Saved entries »
________________
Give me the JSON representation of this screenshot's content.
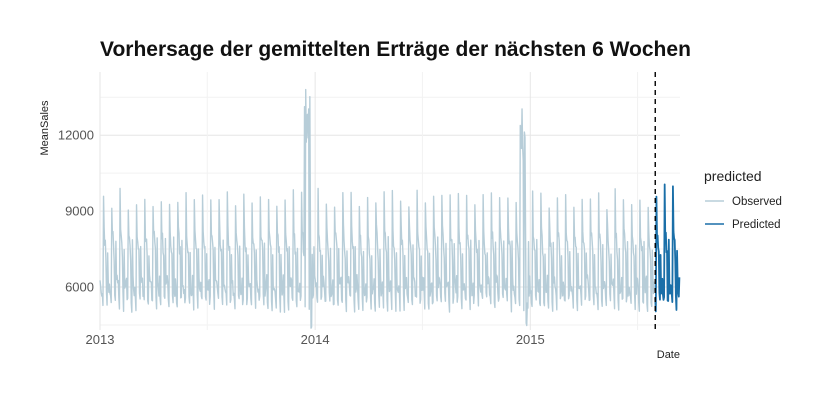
{
  "chart_data": {
    "type": "line",
    "title": "Vorhersage der gemittelten Erträge der nächsten 6 Wochen",
    "xlabel": "Date",
    "ylabel": "MeanSales",
    "x_ticks": [
      "2013",
      "2014",
      "2015"
    ],
    "y_ticks": [
      6000,
      9000,
      12000
    ],
    "xlim": [
      "2013-01-01",
      "2015-09-12"
    ],
    "ylim": [
      4300,
      14500
    ],
    "grid": true,
    "legend": {
      "title": "predicted",
      "position": "right"
    },
    "forecast_start": "2015-08-01",
    "series": [
      {
        "name": "Observed",
        "color": "#b7cdd8",
        "start": "2013-01-01",
        "end": "2015-07-31",
        "baseline": 5600,
        "weekly_peak": 9000,
        "note_range": [
          4300,
          14000
        ]
      },
      {
        "name": "Predicted",
        "color": "#1a6fa8",
        "start": "2015-08-01",
        "end": "2015-09-11",
        "baseline": 5600,
        "weekly_peak": 9300
      }
    ]
  }
}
________________
Written task »
Each entry should be repeated exactly as it appears; the pictures stay out.

Reply »
Give me the JSON representation of this screenshot's content.
{
  "chart_data": {
    "type": "line",
    "title": "Vorhersage der gemittelten Erträge der nächsten 6 Wochen",
    "xlabel": "Date",
    "ylabel": "MeanSales",
    "x_ticks": [
      "2013",
      "2014",
      "2015"
    ],
    "y_ticks": [
      6000,
      9000,
      12000
    ],
    "xlim": [
      "2013-01-01",
      "2015-09-12"
    ],
    "ylim": [
      4300,
      14500
    ],
    "grid": true,
    "legend": {
      "title": "predicted",
      "position": "right"
    },
    "forecast_start": "2015-08-01",
    "series": [
      {
        "name": "Observed",
        "color": "#b7cdd8",
        "start": "2013-01-01",
        "end": "2015-07-31",
        "baseline": 5600,
        "weekly_peak": 9000,
        "note_range": [
          4300,
          14000
        ]
      },
      {
        "name": "Predicted",
        "color": "#1a6fa8",
        "start": "2015-08-01",
        "end": "2015-09-11",
        "baseline": 5600,
        "weekly_peak": 9300
      }
    ]
  }
}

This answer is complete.